--- Data records ---

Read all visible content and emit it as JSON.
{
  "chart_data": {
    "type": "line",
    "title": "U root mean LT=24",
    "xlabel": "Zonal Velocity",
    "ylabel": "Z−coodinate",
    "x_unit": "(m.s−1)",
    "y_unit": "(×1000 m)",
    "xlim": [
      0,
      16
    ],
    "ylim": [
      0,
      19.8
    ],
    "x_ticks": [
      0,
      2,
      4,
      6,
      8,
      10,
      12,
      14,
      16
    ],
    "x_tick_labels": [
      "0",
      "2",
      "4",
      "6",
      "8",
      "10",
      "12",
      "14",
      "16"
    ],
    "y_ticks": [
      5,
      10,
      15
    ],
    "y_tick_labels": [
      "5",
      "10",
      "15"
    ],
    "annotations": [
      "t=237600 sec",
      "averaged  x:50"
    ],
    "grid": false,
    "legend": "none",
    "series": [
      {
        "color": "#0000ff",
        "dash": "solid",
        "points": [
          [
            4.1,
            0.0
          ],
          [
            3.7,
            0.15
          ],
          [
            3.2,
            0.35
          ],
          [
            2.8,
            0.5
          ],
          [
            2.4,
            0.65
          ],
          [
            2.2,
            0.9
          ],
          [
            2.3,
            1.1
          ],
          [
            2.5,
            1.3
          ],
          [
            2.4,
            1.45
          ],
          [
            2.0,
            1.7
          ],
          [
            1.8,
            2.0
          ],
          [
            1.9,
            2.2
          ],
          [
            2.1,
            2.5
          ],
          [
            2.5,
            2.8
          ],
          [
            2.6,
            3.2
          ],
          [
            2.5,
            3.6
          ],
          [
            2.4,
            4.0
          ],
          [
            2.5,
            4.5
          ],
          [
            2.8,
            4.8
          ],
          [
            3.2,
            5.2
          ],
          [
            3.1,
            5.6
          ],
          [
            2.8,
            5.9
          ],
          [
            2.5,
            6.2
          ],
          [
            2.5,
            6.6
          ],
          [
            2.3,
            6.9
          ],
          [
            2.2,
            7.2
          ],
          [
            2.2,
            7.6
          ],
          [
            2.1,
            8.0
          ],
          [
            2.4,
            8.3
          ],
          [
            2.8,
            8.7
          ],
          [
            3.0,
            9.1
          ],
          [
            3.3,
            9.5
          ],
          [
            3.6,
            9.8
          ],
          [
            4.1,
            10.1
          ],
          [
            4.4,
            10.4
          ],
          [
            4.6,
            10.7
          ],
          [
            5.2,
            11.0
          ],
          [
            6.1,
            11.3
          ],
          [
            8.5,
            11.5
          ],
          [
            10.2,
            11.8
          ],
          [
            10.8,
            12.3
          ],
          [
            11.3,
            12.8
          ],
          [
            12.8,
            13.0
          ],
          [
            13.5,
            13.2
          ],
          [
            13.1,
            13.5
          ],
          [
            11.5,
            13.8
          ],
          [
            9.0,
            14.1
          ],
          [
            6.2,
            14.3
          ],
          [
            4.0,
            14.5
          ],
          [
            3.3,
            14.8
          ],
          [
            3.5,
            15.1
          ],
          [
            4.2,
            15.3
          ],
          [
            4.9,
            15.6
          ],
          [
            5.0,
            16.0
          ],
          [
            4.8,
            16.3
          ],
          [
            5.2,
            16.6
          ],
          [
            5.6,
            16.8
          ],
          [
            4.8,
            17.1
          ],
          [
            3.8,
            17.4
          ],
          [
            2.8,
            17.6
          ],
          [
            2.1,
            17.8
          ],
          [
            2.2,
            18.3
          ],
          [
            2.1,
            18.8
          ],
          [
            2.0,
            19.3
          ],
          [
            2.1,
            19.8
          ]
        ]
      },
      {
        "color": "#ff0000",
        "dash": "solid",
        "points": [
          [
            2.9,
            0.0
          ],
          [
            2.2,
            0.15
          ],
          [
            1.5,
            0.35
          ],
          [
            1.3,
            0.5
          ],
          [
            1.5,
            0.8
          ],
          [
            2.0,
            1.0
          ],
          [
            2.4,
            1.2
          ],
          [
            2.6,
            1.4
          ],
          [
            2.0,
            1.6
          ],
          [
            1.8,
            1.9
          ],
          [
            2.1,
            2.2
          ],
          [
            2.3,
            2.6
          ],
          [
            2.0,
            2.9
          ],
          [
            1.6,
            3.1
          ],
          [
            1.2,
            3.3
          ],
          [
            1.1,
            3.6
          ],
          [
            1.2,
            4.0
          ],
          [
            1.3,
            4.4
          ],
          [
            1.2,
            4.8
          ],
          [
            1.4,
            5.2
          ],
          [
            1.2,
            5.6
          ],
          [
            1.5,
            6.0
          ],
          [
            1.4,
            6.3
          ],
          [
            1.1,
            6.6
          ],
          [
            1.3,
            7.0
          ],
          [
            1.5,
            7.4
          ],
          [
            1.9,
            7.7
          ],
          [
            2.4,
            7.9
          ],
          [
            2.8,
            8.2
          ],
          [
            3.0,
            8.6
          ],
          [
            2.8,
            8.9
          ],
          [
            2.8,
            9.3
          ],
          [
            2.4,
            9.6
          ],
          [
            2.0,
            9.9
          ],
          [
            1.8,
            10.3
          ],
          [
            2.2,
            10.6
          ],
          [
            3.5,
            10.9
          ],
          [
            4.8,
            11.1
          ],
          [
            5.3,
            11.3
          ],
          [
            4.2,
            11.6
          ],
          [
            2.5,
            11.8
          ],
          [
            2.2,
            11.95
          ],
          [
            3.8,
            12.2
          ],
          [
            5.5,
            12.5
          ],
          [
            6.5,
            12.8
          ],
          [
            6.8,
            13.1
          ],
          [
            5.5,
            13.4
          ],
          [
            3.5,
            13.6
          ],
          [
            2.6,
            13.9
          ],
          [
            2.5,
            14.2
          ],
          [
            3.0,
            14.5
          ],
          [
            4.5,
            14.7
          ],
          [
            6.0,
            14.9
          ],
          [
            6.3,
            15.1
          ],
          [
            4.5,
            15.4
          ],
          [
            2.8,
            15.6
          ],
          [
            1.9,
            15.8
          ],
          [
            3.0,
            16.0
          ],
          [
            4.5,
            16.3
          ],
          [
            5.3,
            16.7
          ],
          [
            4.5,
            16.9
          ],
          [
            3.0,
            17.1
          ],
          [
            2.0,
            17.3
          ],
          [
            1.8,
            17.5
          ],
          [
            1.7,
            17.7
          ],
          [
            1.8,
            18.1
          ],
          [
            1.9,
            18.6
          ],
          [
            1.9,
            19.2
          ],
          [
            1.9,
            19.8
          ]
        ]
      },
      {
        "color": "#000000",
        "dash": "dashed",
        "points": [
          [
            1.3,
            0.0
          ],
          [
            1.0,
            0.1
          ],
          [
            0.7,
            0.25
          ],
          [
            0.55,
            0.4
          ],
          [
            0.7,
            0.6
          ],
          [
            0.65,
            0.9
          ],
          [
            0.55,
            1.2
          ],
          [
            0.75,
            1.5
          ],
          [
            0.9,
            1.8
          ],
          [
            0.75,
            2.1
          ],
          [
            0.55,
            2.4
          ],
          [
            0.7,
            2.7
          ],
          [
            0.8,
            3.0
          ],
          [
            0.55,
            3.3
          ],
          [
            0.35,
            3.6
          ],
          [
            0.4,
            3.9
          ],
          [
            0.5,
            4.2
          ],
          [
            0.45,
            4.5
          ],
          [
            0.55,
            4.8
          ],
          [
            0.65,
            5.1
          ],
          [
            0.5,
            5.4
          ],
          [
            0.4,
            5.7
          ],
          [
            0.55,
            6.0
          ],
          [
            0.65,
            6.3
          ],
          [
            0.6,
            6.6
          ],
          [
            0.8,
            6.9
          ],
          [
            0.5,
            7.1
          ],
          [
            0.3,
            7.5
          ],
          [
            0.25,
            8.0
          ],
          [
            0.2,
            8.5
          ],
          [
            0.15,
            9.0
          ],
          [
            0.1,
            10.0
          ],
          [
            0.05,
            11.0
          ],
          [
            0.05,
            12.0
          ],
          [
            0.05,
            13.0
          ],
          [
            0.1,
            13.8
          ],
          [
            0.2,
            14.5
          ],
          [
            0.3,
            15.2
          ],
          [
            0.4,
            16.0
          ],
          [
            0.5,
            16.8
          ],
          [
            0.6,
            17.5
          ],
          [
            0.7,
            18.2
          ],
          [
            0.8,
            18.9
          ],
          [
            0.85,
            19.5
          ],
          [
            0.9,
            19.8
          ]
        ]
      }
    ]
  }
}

---

Problem statement
Copy out every line that includes the word "color".

Output of the exercise
        "color": "#0000ff",
        "color": "#ff0000",
        "color": "#000000",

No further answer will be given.